Reproduce all records exactly.

- _DATA IN THIS EXERCISE_
════════════════════
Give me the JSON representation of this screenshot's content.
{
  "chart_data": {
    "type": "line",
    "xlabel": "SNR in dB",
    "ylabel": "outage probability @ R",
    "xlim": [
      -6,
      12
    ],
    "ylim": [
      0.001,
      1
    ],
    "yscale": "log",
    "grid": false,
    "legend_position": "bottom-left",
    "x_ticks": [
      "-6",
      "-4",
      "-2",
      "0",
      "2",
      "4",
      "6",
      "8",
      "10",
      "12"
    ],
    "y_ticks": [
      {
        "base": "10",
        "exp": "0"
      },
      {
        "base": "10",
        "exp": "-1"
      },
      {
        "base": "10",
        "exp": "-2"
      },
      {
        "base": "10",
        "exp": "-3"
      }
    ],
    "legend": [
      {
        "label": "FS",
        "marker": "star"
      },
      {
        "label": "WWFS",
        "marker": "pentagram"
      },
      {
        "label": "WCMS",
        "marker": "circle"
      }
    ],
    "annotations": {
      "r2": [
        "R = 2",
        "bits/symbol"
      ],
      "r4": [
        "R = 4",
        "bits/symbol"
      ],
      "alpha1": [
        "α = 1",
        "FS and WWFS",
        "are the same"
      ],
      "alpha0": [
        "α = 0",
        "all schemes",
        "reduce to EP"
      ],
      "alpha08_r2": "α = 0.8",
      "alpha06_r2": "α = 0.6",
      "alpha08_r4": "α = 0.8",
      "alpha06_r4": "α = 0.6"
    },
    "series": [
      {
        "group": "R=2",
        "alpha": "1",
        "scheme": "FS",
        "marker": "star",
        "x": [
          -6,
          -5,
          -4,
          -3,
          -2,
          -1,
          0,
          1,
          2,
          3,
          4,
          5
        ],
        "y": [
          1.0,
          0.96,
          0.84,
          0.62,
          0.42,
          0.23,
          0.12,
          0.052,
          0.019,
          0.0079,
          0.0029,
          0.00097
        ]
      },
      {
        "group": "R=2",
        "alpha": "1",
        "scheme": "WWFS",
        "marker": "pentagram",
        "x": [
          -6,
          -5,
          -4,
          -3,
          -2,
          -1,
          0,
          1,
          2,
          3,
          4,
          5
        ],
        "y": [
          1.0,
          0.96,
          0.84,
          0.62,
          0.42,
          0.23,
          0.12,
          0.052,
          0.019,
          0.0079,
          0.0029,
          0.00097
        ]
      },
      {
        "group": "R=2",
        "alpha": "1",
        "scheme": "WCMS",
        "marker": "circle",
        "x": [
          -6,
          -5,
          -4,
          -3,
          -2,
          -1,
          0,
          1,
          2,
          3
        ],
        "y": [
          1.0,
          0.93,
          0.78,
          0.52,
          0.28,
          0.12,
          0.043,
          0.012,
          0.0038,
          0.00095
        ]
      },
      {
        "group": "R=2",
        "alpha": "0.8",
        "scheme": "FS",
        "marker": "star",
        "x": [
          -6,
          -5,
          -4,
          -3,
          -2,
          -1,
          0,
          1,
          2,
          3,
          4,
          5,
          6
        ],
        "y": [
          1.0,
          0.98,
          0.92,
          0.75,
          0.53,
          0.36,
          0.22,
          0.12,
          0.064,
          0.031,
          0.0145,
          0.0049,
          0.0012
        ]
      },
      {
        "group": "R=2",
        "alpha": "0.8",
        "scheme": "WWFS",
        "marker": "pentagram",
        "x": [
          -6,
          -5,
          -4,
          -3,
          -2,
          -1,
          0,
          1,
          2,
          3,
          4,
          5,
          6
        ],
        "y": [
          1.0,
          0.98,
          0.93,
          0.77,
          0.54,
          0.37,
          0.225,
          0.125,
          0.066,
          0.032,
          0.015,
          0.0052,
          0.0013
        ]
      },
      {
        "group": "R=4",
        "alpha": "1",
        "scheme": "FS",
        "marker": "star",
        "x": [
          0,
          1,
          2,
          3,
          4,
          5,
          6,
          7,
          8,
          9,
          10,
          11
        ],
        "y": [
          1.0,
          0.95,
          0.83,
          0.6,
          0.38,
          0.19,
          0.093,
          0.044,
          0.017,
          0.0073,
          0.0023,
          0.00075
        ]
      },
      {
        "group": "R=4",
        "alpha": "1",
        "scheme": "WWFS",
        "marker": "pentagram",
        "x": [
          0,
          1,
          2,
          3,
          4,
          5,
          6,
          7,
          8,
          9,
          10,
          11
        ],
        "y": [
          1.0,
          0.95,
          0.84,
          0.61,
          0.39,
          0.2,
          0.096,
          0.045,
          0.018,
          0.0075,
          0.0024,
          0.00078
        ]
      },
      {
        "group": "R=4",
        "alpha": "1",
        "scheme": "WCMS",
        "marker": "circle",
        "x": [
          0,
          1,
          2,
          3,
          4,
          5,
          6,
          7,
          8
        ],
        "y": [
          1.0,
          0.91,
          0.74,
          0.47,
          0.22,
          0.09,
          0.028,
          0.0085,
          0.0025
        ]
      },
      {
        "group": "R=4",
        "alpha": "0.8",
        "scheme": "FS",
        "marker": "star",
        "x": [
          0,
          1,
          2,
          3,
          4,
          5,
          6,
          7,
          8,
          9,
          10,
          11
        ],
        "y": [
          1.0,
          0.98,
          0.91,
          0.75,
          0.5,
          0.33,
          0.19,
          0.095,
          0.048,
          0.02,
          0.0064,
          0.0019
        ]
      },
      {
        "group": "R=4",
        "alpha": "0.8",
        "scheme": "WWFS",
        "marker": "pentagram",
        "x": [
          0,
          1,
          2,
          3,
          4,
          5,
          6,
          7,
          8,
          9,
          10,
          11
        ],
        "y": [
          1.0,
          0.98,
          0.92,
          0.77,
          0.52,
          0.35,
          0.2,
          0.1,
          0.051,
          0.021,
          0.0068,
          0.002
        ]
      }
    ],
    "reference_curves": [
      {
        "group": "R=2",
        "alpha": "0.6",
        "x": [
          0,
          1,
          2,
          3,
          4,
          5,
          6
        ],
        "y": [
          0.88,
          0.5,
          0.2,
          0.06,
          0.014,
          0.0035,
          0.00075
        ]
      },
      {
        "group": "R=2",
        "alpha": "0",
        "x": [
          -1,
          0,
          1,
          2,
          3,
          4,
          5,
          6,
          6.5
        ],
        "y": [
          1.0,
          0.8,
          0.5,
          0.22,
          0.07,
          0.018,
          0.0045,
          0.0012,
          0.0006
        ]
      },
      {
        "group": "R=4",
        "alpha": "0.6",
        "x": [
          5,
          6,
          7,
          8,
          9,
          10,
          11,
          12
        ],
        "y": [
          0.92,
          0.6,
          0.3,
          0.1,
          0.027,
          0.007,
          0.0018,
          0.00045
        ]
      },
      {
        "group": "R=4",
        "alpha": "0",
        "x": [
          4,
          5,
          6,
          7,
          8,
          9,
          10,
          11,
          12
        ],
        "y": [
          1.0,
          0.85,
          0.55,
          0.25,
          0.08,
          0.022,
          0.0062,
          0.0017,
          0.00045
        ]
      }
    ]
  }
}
════════════════════
- _THE SOLUTION_
Give me the JSON representation of this screenshot's content.
{
  "chart_data": {
    "type": "line",
    "xlabel": "SNR in dB",
    "ylabel": "outage probability @ R",
    "xlim": [
      -6,
      12
    ],
    "ylim": [
      0.001,
      1
    ],
    "yscale": "log",
    "grid": false,
    "legend_position": "bottom-left",
    "x_ticks": [
      "-6",
      "-4",
      "-2",
      "0",
      "2",
      "4",
      "6",
      "8",
      "10",
      "12"
    ],
    "y_ticks": [
      {
        "base": "10",
        "exp": "0"
      },
      {
        "base": "10",
        "exp": "-1"
      },
      {
        "base": "10",
        "exp": "-2"
      },
      {
        "base": "10",
        "exp": "-3"
      }
    ],
    "legend": [
      {
        "label": "FS",
        "marker": "star"
      },
      {
        "label": "WWFS",
        "marker": "pentagram"
      },
      {
        "label": "WCMS",
        "marker": "circle"
      }
    ],
    "annotations": {
      "r2": [
        "R = 2",
        "bits/symbol"
      ],
      "r4": [
        "R = 4",
        "bits/symbol"
      ],
      "alpha1": [
        "α = 1",
        "FS and WWFS",
        "are the same"
      ],
      "alpha0": [
        "α = 0",
        "all schemes",
        "reduce to EP"
      ],
      "alpha08_r2": "α = 0.8",
      "alpha06_r2": "α = 0.6",
      "alpha08_r4": "α = 0.8",
      "alpha06_r4": "α = 0.6"
    },
    "series": [
      {
        "group": "R=2",
        "alpha": "1",
        "scheme": "FS",
        "marker": "star",
        "x": [
          -6,
          -5,
          -4,
          -3,
          -2,
          -1,
          0,
          1,
          2,
          3,
          4,
          5
        ],
        "y": [
          1.0,
          0.96,
          0.84,
          0.62,
          0.42,
          0.23,
          0.12,
          0.052,
          0.019,
          0.0079,
          0.0029,
          0.00097
        ]
      },
      {
        "group": "R=2",
        "alpha": "1",
        "scheme": "WWFS",
        "marker": "pentagram",
        "x": [
          -6,
          -5,
          -4,
          -3,
          -2,
          -1,
          0,
          1,
          2,
          3,
          4,
          5
        ],
        "y": [
          1.0,
          0.96,
          0.84,
          0.62,
          0.42,
          0.23,
          0.12,
          0.052,
          0.019,
          0.0079,
          0.0029,
          0.00097
        ]
      },
      {
        "group": "R=2",
        "alpha": "1",
        "scheme": "WCMS",
        "marker": "circle",
        "x": [
          -6,
          -5,
          -4,
          -3,
          -2,
          -1,
          0,
          1,
          2,
          3
        ],
        "y": [
          1.0,
          0.93,
          0.78,
          0.52,
          0.28,
          0.12,
          0.043,
          0.012,
          0.0038,
          0.00095
        ]
      },
      {
        "group": "R=2",
        "alpha": "0.8",
        "scheme": "FS",
        "marker": "star",
        "x": [
          -6,
          -5,
          -4,
          -3,
          -2,
          -1,
          0,
          1,
          2,
          3,
          4,
          5,
          6
        ],
        "y": [
          1.0,
          0.98,
          0.92,
          0.75,
          0.53,
          0.36,
          0.22,
          0.12,
          0.064,
          0.031,
          0.0145,
          0.0049,
          0.0012
        ]
      },
      {
        "group": "R=2",
        "alpha": "0.8",
        "scheme": "WWFS",
        "marker": "pentagram",
        "x": [
          -6,
          -5,
          -4,
          -3,
          -2,
          -1,
          0,
          1,
          2,
          3,
          4,
          5,
          6
        ],
        "y": [
          1.0,
          0.98,
          0.93,
          0.77,
          0.54,
          0.37,
          0.225,
          0.125,
          0.066,
          0.032,
          0.015,
          0.0052,
          0.0013
        ]
      },
      {
        "group": "R=4",
        "alpha": "1",
        "scheme": "FS",
        "marker": "star",
        "x": [
          0,
          1,
          2,
          3,
          4,
          5,
          6,
          7,
          8,
          9,
          10,
          11
        ],
        "y": [
          1.0,
          0.95,
          0.83,
          0.6,
          0.38,
          0.19,
          0.093,
          0.044,
          0.017,
          0.0073,
          0.0023,
          0.00075
        ]
      },
      {
        "group": "R=4",
        "alpha": "1",
        "scheme": "WWFS",
        "marker": "pentagram",
        "x": [
          0,
          1,
          2,
          3,
          4,
          5,
          6,
          7,
          8,
          9,
          10,
          11
        ],
        "y": [
          1.0,
          0.95,
          0.84,
          0.61,
          0.39,
          0.2,
          0.096,
          0.045,
          0.018,
          0.0075,
          0.0024,
          0.00078
        ]
      },
      {
        "group": "R=4",
        "alpha": "1",
        "scheme": "WCMS",
        "marker": "circle",
        "x": [
          0,
          1,
          2,
          3,
          4,
          5,
          6,
          7,
          8
        ],
        "y": [
          1.0,
          0.91,
          0.74,
          0.47,
          0.22,
          0.09,
          0.028,
          0.0085,
          0.0025
        ]
      },
      {
        "group": "R=4",
        "alpha": "0.8",
        "scheme": "FS",
        "marker": "star",
        "x": [
          0,
          1,
          2,
          3,
          4,
          5,
          6,
          7,
          8,
          9,
          10,
          11
        ],
        "y": [
          1.0,
          0.98,
          0.91,
          0.75,
          0.5,
          0.33,
          0.19,
          0.095,
          0.048,
          0.02,
          0.0064,
          0.0019
        ]
      },
      {
        "group": "R=4",
        "alpha": "0.8",
        "scheme": "WWFS",
        "marker": "pentagram",
        "x": [
          0,
          1,
          2,
          3,
          4,
          5,
          6,
          7,
          8,
          9,
          10,
          11
        ],
        "y": [
          1.0,
          0.98,
          0.92,
          0.77,
          0.52,
          0.35,
          0.2,
          0.1,
          0.051,
          0.021,
          0.0068,
          0.002
        ]
      }
    ],
    "reference_curves": [
      {
        "group": "R=2",
        "alpha": "0.6",
        "x": [
          0,
          1,
          2,
          3,
          4,
          5,
          6
        ],
        "y": [
          0.88,
          0.5,
          0.2,
          0.06,
          0.014,
          0.0035,
          0.00075
        ]
      },
      {
        "group": "R=2",
        "alpha": "0",
        "x": [
          -1,
          0,
          1,
          2,
          3,
          4,
          5,
          6,
          6.5
        ],
        "y": [
          1.0,
          0.8,
          0.5,
          0.22,
          0.07,
          0.018,
          0.0045,
          0.0012,
          0.0006
        ]
      },
      {
        "group": "R=4",
        "alpha": "0.6",
        "x": [
          5,
          6,
          7,
          8,
          9,
          10,
          11,
          12
        ],
        "y": [
          0.92,
          0.6,
          0.3,
          0.1,
          0.027,
          0.007,
          0.0018,
          0.00045
        ]
      },
      {
        "group": "R=4",
        "alpha": "0",
        "x": [
          4,
          5,
          6,
          7,
          8,
          9,
          10,
          11,
          12
        ],
        "y": [
          1.0,
          0.85,
          0.55,
          0.25,
          0.08,
          0.022,
          0.0062,
          0.0017,
          0.00045
        ]
      }
    ]
  }
}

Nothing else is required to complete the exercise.